:: Task brief ::
Work out how many lines of the material below mention the word "dashed"; reply with the number only.

------ Given information

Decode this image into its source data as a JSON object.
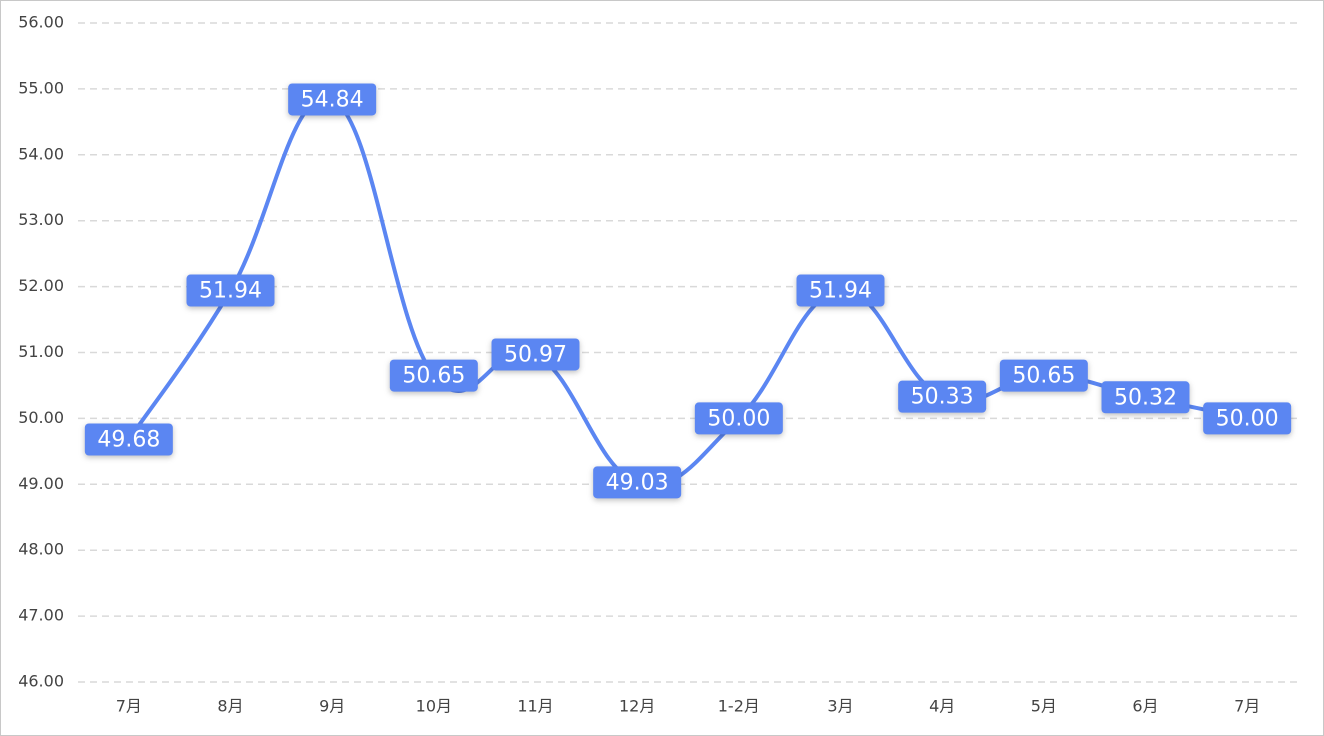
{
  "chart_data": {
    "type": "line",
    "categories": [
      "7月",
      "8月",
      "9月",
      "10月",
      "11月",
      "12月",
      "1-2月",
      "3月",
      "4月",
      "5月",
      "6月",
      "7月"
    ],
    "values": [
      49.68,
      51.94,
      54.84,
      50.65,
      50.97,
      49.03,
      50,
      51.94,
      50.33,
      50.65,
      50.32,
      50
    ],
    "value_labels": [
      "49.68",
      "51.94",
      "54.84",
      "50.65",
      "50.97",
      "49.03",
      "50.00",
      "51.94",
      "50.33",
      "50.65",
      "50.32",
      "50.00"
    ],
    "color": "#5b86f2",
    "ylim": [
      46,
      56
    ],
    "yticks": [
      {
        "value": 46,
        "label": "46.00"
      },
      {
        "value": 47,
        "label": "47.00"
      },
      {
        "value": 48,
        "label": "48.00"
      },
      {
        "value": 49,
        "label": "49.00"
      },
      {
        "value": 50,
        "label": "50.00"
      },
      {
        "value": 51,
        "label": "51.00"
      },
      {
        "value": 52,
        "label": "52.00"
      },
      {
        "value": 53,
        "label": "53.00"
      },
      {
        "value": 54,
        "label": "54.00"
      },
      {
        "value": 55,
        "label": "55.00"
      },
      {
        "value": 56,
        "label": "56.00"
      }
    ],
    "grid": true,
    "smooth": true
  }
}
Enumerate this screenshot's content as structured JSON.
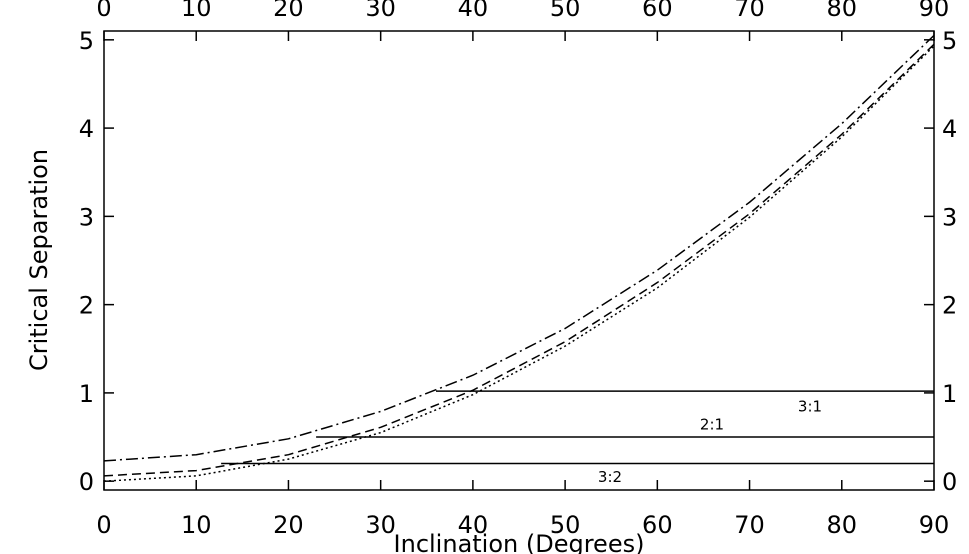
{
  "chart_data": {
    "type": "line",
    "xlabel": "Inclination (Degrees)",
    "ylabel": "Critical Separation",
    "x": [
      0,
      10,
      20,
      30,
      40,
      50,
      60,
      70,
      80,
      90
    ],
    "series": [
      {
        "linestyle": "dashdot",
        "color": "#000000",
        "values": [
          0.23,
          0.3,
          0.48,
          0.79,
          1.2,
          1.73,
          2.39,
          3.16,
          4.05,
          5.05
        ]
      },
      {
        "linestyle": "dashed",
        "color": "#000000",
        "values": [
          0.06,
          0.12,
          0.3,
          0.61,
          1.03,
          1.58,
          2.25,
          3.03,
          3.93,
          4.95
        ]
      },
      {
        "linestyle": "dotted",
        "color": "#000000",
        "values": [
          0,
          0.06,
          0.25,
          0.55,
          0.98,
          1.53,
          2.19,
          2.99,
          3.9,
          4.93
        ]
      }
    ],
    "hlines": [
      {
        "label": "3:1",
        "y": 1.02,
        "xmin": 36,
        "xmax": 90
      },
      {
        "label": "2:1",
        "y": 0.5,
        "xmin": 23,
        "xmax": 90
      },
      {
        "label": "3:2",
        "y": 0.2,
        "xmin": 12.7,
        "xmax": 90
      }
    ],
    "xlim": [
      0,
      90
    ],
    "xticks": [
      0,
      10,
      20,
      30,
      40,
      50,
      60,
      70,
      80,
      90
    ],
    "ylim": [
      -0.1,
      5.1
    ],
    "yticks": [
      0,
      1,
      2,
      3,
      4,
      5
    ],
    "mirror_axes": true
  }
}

------------
------ Given information

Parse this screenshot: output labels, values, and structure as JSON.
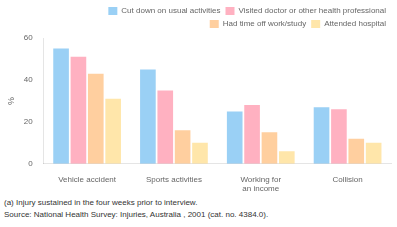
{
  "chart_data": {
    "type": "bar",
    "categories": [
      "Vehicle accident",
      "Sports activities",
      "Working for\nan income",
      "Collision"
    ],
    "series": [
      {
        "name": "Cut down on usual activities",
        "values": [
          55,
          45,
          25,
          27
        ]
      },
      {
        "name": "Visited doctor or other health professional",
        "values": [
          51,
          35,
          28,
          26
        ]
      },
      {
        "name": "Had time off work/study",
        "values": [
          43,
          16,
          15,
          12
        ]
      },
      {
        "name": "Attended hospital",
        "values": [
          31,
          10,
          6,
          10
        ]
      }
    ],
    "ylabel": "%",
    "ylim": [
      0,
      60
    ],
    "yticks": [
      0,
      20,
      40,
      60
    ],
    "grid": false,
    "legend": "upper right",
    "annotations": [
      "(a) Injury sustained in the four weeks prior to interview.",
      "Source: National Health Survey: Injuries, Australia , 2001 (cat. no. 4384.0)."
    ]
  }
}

------------
------ Given information

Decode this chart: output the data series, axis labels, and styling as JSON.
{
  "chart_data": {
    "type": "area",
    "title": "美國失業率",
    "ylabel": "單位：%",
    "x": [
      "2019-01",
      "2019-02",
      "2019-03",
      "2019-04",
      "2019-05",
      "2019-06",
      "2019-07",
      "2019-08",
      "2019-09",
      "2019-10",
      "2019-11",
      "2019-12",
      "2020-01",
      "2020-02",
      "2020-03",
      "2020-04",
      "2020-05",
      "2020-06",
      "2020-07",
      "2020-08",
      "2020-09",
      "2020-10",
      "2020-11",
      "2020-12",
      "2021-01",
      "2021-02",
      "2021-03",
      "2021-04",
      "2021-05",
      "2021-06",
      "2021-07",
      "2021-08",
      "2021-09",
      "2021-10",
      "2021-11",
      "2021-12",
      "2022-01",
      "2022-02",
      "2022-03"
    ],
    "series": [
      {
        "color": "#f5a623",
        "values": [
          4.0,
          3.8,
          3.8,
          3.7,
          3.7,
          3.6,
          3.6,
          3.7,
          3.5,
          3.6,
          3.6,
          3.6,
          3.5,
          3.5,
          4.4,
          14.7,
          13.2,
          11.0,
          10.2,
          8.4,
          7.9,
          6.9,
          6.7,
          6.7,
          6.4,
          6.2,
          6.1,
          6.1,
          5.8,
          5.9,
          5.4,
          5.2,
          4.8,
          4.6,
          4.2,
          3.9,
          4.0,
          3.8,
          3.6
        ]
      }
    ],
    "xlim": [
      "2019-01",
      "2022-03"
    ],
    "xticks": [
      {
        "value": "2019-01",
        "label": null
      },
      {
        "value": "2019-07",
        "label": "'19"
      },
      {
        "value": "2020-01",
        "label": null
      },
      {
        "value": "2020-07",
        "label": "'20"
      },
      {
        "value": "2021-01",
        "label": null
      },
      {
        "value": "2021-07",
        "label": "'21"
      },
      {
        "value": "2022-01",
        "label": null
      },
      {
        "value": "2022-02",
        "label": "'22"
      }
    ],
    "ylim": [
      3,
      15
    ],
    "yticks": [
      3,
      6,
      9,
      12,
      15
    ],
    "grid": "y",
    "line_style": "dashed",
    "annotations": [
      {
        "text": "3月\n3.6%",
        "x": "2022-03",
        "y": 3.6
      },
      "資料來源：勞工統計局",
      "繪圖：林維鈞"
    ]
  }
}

------------

:: Answer to this problem ::
2